Directive
Copy, line for line, everything from the start of the items down to and including the line that contains "y-axis-label: New COVID-19".

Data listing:
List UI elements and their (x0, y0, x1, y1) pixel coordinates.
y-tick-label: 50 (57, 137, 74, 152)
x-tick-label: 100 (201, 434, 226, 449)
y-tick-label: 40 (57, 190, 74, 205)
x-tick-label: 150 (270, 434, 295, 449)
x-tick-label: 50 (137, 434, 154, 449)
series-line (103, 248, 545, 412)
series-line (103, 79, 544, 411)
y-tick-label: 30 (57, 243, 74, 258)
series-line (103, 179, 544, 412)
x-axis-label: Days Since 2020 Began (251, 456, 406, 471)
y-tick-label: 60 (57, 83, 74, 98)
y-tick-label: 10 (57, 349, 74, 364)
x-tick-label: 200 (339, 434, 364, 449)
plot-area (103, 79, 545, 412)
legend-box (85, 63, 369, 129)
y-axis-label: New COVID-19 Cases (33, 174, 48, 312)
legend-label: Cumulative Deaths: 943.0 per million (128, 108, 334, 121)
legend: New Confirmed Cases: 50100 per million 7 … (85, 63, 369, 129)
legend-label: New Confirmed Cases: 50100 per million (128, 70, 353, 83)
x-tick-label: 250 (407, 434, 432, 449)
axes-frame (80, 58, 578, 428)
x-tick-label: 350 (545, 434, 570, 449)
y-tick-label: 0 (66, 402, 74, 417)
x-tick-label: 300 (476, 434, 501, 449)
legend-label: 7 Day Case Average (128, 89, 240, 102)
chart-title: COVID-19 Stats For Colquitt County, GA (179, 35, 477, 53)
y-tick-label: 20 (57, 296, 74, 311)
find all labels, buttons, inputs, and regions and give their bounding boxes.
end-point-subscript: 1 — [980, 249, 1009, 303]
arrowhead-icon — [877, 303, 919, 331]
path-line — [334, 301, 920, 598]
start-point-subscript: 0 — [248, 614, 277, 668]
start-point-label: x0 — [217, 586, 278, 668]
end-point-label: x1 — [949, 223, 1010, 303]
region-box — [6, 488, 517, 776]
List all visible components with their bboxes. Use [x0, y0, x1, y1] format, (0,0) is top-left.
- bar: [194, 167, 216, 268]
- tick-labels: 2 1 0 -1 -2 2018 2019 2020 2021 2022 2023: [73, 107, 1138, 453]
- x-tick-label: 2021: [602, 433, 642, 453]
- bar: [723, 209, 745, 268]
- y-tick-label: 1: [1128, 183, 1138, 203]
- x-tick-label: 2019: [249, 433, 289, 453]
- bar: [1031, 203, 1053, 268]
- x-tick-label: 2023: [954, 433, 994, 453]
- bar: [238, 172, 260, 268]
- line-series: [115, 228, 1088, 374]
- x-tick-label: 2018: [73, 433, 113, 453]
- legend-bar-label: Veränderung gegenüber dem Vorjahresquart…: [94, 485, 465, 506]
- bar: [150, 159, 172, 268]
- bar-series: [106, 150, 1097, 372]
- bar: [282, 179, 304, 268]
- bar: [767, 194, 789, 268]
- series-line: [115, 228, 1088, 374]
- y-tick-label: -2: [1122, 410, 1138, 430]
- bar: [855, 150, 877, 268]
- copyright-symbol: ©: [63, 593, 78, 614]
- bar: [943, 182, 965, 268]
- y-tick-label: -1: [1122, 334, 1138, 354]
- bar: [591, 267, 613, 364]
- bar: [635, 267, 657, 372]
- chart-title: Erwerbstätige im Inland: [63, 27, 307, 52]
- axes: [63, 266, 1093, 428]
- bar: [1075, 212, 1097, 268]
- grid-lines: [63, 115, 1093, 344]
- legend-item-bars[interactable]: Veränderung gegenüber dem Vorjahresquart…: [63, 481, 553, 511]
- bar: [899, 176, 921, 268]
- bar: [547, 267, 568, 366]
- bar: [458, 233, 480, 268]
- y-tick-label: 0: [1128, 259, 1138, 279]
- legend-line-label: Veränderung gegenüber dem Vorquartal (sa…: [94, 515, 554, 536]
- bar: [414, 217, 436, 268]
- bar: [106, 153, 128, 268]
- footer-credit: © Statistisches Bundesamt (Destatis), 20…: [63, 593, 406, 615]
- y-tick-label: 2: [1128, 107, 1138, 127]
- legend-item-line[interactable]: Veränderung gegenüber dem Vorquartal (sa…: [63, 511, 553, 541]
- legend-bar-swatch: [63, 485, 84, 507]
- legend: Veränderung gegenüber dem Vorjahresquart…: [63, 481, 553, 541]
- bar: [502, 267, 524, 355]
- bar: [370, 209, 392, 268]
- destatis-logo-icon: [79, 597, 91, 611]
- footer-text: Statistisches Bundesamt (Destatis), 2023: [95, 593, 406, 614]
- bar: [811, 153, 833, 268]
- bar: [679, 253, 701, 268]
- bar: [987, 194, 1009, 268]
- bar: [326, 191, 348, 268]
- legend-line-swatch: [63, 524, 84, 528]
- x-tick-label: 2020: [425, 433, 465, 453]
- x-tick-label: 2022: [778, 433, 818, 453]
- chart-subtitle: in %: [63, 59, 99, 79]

The result
List UI elements and their (x0, y0, x1, y1) pixel coordinates.
y-tick-label: 50 (57, 137, 74, 152)
x-tick-label: 100 (201, 434, 226, 449)
y-tick-label: 40 (57, 190, 74, 205)
x-tick-label: 150 (270, 434, 295, 449)
x-tick-label: 50 (137, 434, 154, 449)
series-line (103, 248, 545, 412)
series-line (103, 79, 544, 411)
y-tick-label: 30 (57, 243, 74, 258)
series-line (103, 179, 544, 412)
x-axis-label: Days Since 2020 Began (251, 456, 406, 471)
y-tick-label: 60 (57, 83, 74, 98)
y-tick-label: 10 (57, 349, 74, 364)
x-tick-label: 200 (339, 434, 364, 449)
plot-area (103, 79, 545, 412)
legend-box (85, 63, 369, 129)
y-axis-label: New COVID-19 Cases (33, 174, 48, 312)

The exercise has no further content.